À faire
Expliquez, d'après le passage fourni, grâce à quoi le roman Runner nous parvient aujourd'hui.

Passage fourni
==*==

Votre techno-thriller de l’été
Après avoir signé une trilogie de science-fiction, composée de L’Entité 0247, Le Pays Fantôme et Ciel Profond (tous trois publiés en France aux éditions L’Atalante), trois œuvres passées un peu inaperçues malgré de grosses qualités reconnues par les amateurs du genre, Patrick Lee revient à la charge avec un roman genré techno-thriller : Runner. Un livre qui nous parvient aujourd’hui grâce aux éditions Albin Michel, et précédé d’une excellente réputation outre-atlantique que l’on s’est empressé de vérifier.

==*==

Lignes de données
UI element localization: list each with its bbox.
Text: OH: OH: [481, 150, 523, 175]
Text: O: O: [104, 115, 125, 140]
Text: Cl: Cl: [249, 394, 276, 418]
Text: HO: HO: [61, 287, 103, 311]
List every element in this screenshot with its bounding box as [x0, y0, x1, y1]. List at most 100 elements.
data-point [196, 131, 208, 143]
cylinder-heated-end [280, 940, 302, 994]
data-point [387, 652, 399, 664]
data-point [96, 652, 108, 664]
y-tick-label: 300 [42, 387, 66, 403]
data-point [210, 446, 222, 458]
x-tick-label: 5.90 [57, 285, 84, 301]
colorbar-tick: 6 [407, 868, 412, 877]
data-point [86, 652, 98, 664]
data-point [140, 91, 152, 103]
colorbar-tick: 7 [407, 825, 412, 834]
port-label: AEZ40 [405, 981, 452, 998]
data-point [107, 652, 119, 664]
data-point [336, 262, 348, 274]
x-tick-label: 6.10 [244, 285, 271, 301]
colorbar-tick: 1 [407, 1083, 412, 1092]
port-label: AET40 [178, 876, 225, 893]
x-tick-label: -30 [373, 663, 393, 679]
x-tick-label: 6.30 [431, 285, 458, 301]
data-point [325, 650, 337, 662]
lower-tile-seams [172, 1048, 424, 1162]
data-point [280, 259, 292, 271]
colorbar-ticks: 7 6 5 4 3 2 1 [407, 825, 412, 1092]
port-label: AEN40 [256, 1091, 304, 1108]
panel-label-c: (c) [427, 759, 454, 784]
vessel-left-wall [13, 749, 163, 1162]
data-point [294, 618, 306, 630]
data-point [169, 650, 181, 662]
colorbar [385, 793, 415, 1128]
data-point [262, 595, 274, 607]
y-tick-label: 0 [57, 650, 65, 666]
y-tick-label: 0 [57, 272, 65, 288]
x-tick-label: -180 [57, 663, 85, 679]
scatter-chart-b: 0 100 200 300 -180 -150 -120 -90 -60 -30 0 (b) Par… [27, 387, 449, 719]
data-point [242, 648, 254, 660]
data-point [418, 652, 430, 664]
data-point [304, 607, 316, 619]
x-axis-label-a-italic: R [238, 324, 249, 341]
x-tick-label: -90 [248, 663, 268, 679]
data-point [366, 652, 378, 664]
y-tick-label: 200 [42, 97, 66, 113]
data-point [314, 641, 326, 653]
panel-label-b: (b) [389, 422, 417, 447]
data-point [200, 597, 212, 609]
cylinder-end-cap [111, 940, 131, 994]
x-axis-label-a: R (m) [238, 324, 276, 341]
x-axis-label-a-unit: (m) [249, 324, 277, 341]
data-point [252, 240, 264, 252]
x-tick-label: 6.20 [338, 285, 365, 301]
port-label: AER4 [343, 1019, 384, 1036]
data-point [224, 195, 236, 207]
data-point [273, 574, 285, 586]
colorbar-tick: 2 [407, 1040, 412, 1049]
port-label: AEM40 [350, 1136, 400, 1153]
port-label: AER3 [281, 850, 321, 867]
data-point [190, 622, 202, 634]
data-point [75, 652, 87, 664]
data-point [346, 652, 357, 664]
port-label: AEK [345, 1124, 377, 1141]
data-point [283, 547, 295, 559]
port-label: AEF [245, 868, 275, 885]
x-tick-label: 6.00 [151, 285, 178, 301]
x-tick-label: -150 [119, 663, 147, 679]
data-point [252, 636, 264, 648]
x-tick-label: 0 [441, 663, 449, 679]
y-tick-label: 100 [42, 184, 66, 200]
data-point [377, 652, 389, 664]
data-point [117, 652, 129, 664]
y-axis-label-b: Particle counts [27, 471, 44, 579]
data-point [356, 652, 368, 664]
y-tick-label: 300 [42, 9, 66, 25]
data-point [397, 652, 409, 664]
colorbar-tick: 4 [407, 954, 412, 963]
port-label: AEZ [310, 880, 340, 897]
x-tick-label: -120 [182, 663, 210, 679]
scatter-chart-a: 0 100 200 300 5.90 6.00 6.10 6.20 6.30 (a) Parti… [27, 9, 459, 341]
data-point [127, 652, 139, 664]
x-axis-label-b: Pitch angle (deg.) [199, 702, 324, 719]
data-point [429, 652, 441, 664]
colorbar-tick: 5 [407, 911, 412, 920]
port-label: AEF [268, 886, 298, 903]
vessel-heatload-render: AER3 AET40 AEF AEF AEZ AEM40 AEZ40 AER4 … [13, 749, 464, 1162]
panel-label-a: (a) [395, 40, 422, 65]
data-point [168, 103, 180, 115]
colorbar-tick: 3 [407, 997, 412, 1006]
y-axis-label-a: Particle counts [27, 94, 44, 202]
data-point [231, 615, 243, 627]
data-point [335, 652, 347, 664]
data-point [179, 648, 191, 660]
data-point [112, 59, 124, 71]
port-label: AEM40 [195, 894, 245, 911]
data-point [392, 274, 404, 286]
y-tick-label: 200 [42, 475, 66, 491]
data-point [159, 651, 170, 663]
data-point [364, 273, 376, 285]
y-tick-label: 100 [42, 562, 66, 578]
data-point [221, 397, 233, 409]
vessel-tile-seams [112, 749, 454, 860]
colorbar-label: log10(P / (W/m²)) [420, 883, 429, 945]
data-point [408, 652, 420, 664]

==*==

Résultat
Runner nous parvient aujourd'hui grâce aux éditions Albin Michel.